CHALLENGE >> The records below must be transcribed exactly. Do not include the pictures.

-- start STORED RECORDS --

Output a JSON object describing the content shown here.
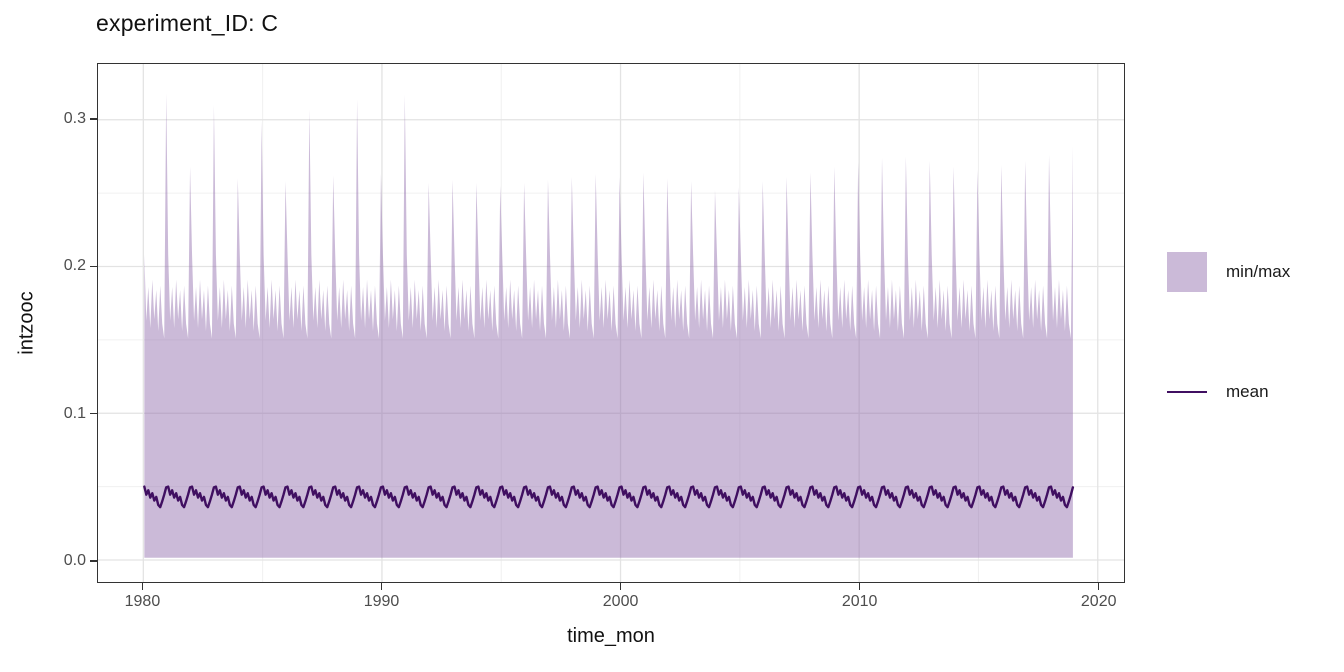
{
  "title": "experiment_ID: C",
  "legend": {
    "items": [
      {
        "label": "min/max",
        "key": "fill-swatch"
      },
      {
        "label": "mean",
        "key": "line-swatch"
      }
    ]
  },
  "colors": {
    "ribbon_fill_base": "#8b65a8",
    "ribbon_fill_opacity": 0.45,
    "ribbon_fill_composited": "#cbbad8",
    "mean_line": "#400f61",
    "grid_major": "#e3e3e3",
    "grid_minor": "#f0f0f0",
    "panel_border": "#333333",
    "tick_text": "#4d4d4d",
    "label_text": "#111111"
  },
  "chart_data": {
    "type": "area",
    "title": "experiment_ID: C",
    "xlabel": "time_mon",
    "ylabel": "intzooc",
    "xlim": [
      1978.1,
      2021.1
    ],
    "ylim": [
      -0.015,
      0.338
    ],
    "x_ticks": [
      1980,
      1990,
      2000,
      2010,
      2020
    ],
    "x_tick_labels": [
      "1980",
      "1990",
      "2000",
      "2010",
      "2020"
    ],
    "x_minor_ticks": [
      1985,
      1995,
      2005,
      2015
    ],
    "y_ticks": [
      0.0,
      0.1,
      0.2,
      0.3
    ],
    "y_tick_labels": [
      "0.0",
      "0.1",
      "0.2",
      "0.3"
    ],
    "y_minor_ticks": [
      0.05,
      0.15,
      0.25
    ],
    "grid": true,
    "legend_position": "right",
    "frequency": "monthly",
    "start_year": 1980,
    "end_year": 2018,
    "series": [
      {
        "name": "min/max",
        "kind": "ribbon",
        "fill": "#8b65a8",
        "fill_opacity": 0.45,
        "min_constant": 0.0015,
        "max_monthly_template_jan_to_nov": [
          0.208,
          0.163,
          0.186,
          0.158,
          0.191,
          0.164,
          0.184,
          0.156,
          0.187,
          0.161,
          0.151
        ],
        "max_december_peaks_1980_to_2018": [
          0.318,
          0.268,
          0.31,
          0.26,
          0.299,
          0.258,
          0.307,
          0.262,
          0.314,
          0.263,
          0.317,
          0.257,
          0.259,
          0.257,
          0.255,
          0.257,
          0.259,
          0.261,
          0.263,
          0.261,
          0.264,
          0.26,
          0.258,
          0.252,
          0.254,
          0.258,
          0.261,
          0.264,
          0.268,
          0.271,
          0.274,
          0.275,
          0.272,
          0.268,
          0.266,
          0.269,
          0.272,
          0.276,
          0.282
        ]
      },
      {
        "name": "mean",
        "kind": "line",
        "color": "#400f61",
        "width": 2.4,
        "monthly_template_jan_to_dec": [
          0.05,
          0.0445,
          0.0475,
          0.0425,
          0.0455,
          0.0405,
          0.043,
          0.0375,
          0.036,
          0.04,
          0.0445,
          0.0495
        ]
      }
    ]
  }
}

-- end STORED RECORDS --

EXERCISE RESULT >>
Output a JSON object describing the content shown here.
{
  "title": "experiment_ID: C",
  "legend": {
    "items": [
      {
        "label": "min/max",
        "key": "fill-swatch"
      },
      {
        "label": "mean",
        "key": "line-swatch"
      }
    ]
  },
  "colors": {
    "ribbon_fill_base": "#8b65a8",
    "ribbon_fill_opacity": 0.45,
    "ribbon_fill_composited": "#cbbad8",
    "mean_line": "#400f61",
    "grid_major": "#e3e3e3",
    "grid_minor": "#f0f0f0",
    "panel_border": "#333333",
    "tick_text": "#4d4d4d",
    "label_text": "#111111"
  },
  "chart_data": {
    "type": "area",
    "title": "experiment_ID: C",
    "xlabel": "time_mon",
    "ylabel": "intzooc",
    "xlim": [
      1978.1,
      2021.1
    ],
    "ylim": [
      -0.015,
      0.338
    ],
    "x_ticks": [
      1980,
      1990,
      2000,
      2010,
      2020
    ],
    "x_tick_labels": [
      "1980",
      "1990",
      "2000",
      "2010",
      "2020"
    ],
    "x_minor_ticks": [
      1985,
      1995,
      2005,
      2015
    ],
    "y_ticks": [
      0.0,
      0.1,
      0.2,
      0.3
    ],
    "y_tick_labels": [
      "0.0",
      "0.1",
      "0.2",
      "0.3"
    ],
    "y_minor_ticks": [
      0.05,
      0.15,
      0.25
    ],
    "grid": true,
    "legend_position": "right",
    "frequency": "monthly",
    "start_year": 1980,
    "end_year": 2018,
    "series": [
      {
        "name": "min/max",
        "kind": "ribbon",
        "fill": "#8b65a8",
        "fill_opacity": 0.45,
        "min_constant": 0.0015,
        "max_monthly_template_jan_to_nov": [
          0.208,
          0.163,
          0.186,
          0.158,
          0.191,
          0.164,
          0.184,
          0.156,
          0.187,
          0.161,
          0.151
        ],
        "max_december_peaks_1980_to_2018": [
          0.318,
          0.268,
          0.31,
          0.26,
          0.299,
          0.258,
          0.307,
          0.262,
          0.314,
          0.263,
          0.317,
          0.257,
          0.259,
          0.257,
          0.255,
          0.257,
          0.259,
          0.261,
          0.263,
          0.261,
          0.264,
          0.26,
          0.258,
          0.252,
          0.254,
          0.258,
          0.261,
          0.264,
          0.268,
          0.271,
          0.274,
          0.275,
          0.272,
          0.268,
          0.266,
          0.269,
          0.272,
          0.276,
          0.282
        ]
      },
      {
        "name": "mean",
        "kind": "line",
        "color": "#400f61",
        "width": 2.4,
        "monthly_template_jan_to_dec": [
          0.05,
          0.0445,
          0.0475,
          0.0425,
          0.0455,
          0.0405,
          0.043,
          0.0375,
          0.036,
          0.04,
          0.0445,
          0.0495
        ]
      }
    ]
  }
}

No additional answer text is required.